Stored data entries:
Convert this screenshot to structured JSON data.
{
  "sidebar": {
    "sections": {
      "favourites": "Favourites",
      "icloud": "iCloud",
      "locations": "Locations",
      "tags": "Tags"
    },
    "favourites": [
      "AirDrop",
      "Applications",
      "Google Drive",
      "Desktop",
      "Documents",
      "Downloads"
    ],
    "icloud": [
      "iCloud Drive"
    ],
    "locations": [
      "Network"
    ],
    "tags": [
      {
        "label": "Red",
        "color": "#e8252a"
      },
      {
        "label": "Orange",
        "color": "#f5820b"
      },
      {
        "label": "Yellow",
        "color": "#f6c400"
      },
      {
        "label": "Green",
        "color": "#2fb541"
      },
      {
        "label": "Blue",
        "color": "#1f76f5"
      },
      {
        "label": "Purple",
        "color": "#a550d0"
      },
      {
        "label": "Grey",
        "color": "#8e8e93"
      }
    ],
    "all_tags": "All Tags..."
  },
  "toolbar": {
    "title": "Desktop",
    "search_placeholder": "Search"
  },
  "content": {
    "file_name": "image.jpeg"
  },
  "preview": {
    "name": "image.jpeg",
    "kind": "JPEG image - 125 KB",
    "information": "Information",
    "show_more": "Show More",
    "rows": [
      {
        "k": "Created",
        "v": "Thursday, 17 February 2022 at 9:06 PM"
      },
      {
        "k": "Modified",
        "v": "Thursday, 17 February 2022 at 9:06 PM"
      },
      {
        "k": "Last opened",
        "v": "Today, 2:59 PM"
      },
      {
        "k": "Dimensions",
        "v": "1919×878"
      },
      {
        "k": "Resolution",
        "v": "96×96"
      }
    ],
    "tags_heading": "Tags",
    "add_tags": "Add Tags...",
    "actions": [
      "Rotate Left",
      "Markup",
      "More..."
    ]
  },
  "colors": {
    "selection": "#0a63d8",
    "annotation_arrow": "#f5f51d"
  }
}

Stated goal: The records above should be returned exactly.

Task response:
Convert this screenshot to structured JSON data.
{
  "sidebar": {
    "sections": {
      "favourites": "Favourites",
      "icloud": "iCloud",
      "locations": "Locations",
      "tags": "Tags"
    },
    "favourites": [
      "AirDrop",
      "Applications",
      "Google Drive",
      "Desktop",
      "Documents",
      "Downloads"
    ],
    "icloud": [
      "iCloud Drive"
    ],
    "locations": [
      "Network"
    ],
    "tags": [
      {
        "label": "Red",
        "color": "#e8252a"
      },
      {
        "label": "Orange",
        "color": "#f5820b"
      },
      {
        "label": "Yellow",
        "color": "#f6c400"
      },
      {
        "label": "Green",
        "color": "#2fb541"
      },
      {
        "label": "Blue",
        "color": "#1f76f5"
      },
      {
        "label": "Purple",
        "color": "#a550d0"
      },
      {
        "label": "Grey",
        "color": "#8e8e93"
      }
    ],
    "all_tags": "All Tags..."
  },
  "toolbar": {
    "title": "Desktop",
    "search_placeholder": "Search"
  },
  "content": {
    "file_name": "image.jpeg"
  },
  "preview": {
    "name": "image.jpeg",
    "kind": "JPEG image - 125 KB",
    "information": "Information",
    "show_more": "Show More",
    "rows": [
      {
        "k": "Created",
        "v": "Thursday, 17 February 2022 at 9:06 PM"
      },
      {
        "k": "Modified",
        "v": "Thursday, 17 February 2022 at 9:06 PM"
      },
      {
        "k": "Last opened",
        "v": "Today, 2:59 PM"
      },
      {
        "k": "Dimensions",
        "v": "1919×878"
      },
      {
        "k": "Resolution",
        "v": "96×96"
      }
    ],
    "tags_heading": "Tags",
    "add_tags": "Add Tags...",
    "actions": [
      "Rotate Left",
      "Markup",
      "More..."
    ]
  },
  "colors": {
    "selection": "#0a63d8",
    "annotation_arrow": "#f5f51d"
  }
}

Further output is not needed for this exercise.